From Table 2 we can see that the run time of the parallel algorithm is very small. For 9 out of the 12 graphs, the parallel algorithm requires less than one second to produce an 128-way partition on 128 processors. Even for the larger graphs (AUTO with half a million vertices, and MDUAL2 with one million vertices) it requires only 2.2 seconds.

table273

Table 4: The amount of time (in seconds) required by the different phases of the parallel partitioning algorithm for some graphs, on 16 and 128 processors.

Table 4 analytically shows the amount of time required by the different phases of the parallel graph partitioning algorithm for some of the graphs of our experimental testbed. Note that during the communication setup phase, the processors determine how many interface vertices they need to send and receive, and setup the appropriate data structures for this communication. From this table we see that as the number of processors increase the amount of time required by each phase decreases. The only exception is the initial partitioning phase, for which the time actually increases. This is because, both the size of the coarsest graph and the number of parts increases with the number of processors. However, the amount of time required by this phase is very small compared to the run time of the entire partitioning algorithm.

The speedup achieved by the parallel algorithm on Cray T3D over the serial algorithm running on SGI is shown in Figure 3. For the smaller graphs, the parallel algorithm achieves a speedup in the range of 14 to 17 on 128 processors, and as the size of the graphs increases the speedup improves to the 20 to 35 range. As discussed earlier, due to architectural differences between Cray T3D and SGI Challenge, the run time of the multilevel partitioning code running on a single processor of the SGI is somewhat smaller than that running on a single processor of the Cray T3D. Thus, the actual speedups (i.e., with respect to the serial algorithm algorithm running on a single processor of the Cray T3D) are higher by a factor of about 20%. Furthermore, as discussed in Section 4, the parallel algorithm incurs the additional computational overhead of computing graph coloring during the coarsening phase, an overhead that it is not present in the serial algorithm. In addition to the coloring overhead, the parallel algorithm also requires a communication setup phase that is used to exchange information about the interface vertices. Again, on the serial algorithm, this overhead is not present. For instance, for AUTO, from Table 4 we see that out of the run time of 2.2 seconds on 128 processors, the above two overheads take 0.8 seconds, which is 36% of the total run time. Also note that for MAP1, MDUAL, and OCEAN, for which the above two overheads are smaller (since these graphs have smaller average degrees), they achieve better speedup than other graphs with similar number of vertices.

Raw records
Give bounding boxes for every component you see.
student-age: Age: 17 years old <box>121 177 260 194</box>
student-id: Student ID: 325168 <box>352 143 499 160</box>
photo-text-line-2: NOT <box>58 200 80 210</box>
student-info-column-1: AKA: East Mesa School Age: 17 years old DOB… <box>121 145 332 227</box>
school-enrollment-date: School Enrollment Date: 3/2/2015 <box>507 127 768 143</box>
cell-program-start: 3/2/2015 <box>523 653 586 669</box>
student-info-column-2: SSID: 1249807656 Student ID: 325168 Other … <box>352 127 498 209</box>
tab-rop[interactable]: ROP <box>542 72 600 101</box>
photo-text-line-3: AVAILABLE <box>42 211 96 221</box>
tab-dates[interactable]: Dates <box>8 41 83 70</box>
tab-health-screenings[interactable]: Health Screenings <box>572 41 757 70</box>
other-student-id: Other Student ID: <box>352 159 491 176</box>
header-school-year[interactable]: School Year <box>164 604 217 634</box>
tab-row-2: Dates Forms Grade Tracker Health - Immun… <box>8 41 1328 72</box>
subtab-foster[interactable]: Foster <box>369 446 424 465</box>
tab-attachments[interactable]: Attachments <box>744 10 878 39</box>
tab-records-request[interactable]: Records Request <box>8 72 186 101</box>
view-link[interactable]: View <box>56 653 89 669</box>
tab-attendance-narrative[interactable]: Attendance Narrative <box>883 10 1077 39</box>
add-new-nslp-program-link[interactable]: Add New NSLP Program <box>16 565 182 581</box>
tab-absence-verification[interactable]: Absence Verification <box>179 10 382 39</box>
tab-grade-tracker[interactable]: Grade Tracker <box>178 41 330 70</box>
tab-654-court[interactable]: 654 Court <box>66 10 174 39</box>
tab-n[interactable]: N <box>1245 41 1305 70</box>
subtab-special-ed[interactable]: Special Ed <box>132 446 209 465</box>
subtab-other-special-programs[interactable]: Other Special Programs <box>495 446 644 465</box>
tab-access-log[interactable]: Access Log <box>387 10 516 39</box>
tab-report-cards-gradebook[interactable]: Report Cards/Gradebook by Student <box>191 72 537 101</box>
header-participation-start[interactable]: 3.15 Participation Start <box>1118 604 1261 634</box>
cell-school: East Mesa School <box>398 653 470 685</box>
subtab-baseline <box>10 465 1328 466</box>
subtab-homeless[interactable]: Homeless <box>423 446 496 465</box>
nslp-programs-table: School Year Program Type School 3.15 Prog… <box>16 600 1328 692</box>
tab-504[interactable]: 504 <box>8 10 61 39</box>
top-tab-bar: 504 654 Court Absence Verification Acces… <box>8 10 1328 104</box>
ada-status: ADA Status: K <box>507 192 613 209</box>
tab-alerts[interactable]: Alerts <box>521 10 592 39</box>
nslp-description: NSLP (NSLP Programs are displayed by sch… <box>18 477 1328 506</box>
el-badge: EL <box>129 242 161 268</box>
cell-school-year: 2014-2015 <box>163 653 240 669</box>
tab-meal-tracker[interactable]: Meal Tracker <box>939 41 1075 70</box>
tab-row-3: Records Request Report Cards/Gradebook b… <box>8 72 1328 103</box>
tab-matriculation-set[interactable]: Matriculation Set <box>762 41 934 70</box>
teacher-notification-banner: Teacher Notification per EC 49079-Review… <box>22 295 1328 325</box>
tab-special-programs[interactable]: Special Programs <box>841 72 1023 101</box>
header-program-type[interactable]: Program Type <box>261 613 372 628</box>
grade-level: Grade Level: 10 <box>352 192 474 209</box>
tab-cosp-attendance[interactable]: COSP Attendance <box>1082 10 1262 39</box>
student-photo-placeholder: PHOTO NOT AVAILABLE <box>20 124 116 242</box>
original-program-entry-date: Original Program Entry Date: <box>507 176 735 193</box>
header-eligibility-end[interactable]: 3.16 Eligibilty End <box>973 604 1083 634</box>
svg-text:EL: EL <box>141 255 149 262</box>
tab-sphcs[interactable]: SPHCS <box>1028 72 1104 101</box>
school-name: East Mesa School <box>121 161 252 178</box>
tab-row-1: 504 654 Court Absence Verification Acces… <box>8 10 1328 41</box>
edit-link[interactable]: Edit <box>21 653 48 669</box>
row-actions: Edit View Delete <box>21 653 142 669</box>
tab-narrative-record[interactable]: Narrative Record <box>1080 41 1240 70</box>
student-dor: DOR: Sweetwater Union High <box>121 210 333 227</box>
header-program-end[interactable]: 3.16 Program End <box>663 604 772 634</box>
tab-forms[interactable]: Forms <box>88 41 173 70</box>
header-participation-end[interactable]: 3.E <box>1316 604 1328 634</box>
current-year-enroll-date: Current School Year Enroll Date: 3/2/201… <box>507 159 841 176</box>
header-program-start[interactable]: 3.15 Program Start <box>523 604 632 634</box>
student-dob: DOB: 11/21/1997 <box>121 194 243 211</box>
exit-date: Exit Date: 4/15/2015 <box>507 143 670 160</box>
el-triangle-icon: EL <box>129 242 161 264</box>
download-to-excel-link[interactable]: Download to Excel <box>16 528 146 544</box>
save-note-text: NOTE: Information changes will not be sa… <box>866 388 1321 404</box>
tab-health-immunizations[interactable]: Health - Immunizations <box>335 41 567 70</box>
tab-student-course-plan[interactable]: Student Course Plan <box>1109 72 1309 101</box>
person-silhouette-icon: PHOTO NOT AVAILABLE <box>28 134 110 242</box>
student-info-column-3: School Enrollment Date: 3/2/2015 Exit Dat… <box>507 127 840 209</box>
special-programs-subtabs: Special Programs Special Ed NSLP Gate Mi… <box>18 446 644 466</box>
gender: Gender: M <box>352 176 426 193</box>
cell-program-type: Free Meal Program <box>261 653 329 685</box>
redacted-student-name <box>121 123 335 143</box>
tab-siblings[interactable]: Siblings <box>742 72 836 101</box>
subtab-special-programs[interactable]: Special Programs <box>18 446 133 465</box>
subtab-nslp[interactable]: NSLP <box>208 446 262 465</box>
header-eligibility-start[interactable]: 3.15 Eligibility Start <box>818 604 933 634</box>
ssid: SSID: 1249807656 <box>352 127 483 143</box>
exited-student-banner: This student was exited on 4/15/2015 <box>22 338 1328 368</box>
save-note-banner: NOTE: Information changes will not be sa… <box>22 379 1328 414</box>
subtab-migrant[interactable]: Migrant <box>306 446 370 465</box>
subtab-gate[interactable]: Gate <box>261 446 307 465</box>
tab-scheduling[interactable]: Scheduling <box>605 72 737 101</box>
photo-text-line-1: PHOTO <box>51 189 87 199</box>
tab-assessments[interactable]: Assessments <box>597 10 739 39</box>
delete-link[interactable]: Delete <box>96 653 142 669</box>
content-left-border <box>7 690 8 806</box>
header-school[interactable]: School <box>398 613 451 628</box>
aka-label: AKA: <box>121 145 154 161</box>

Instructions
**1.** In the parallel partitioning excerpt, which phase takes more time, not less, as the number of processors increases?
**2.** Which graphs does the parallel partitioning excerpt mention by name? List every one.
**3.** Carry on the parallel partitioning excerpt from its last sentence.

Solved problems
**1.** The initial partitioning phase.

**2.** AUTO, MDUAL2, MAP1, MDUAL, OCEAN

**3.**
Figure 3: The speedup achieved by the parallel partitioning algorithm running on Cray T3D over the serial algorithm running on SGI. For each graph, the speedup on 16, 32, 64, and 128 processors is shown.

Effects of Initial Graph Distribution

The experiments shown in Table 2 were performed by initially distributing the graphs to the processors in a block distribution. That is as the graphs were read from the file, consecutive n/p vertices were assigned to each processor. We refer to this as the as-is distribution. This ordering is somewhat different than the random distribution that was assumed in the description of the parallel algorithm (Section 4), and was chosen for its simplicity. To study the performance of our parallel algorithm under different initial graph distribution schemes we performed experiments using both random and pre-partitioned distributions. In both cases, a permutation was applied to the graph before distributing onto the processors. In the case of random distribution, this permutation was computed randomly, whereas in the case of the pre-partitioned distribution, this permutation was computed from a serial p-way partition of the graph.

table318
Table 5: The amount of time (in seconds) required by the different phases of the parallel partitioning algorithm for different initial vertex distributions, on 16 and 128 processors.

Table 5 shows run time of these two different distribution schemes for two of the larger graphs in our experimental testbed. Comparing these run times with those shown in Table 4 we see that there is little difference between the random and the as-is distributions. The run time of the random distribution is only higher by less than 1%, which was expected since both distributions result in initial partitions that cut more than 90% of the edges. However, the run time is significantly reduced when the pre-partitioned distribution is used. For example, in the case of MDUAL2, on 16 processors, the run time of the pre-partitioned distribution is almost half of that achieved by either the random or the as-is distributions. This reduction in run time is due to the following two reasons: (a) reduced communication requirements, and (b) better cache utilization.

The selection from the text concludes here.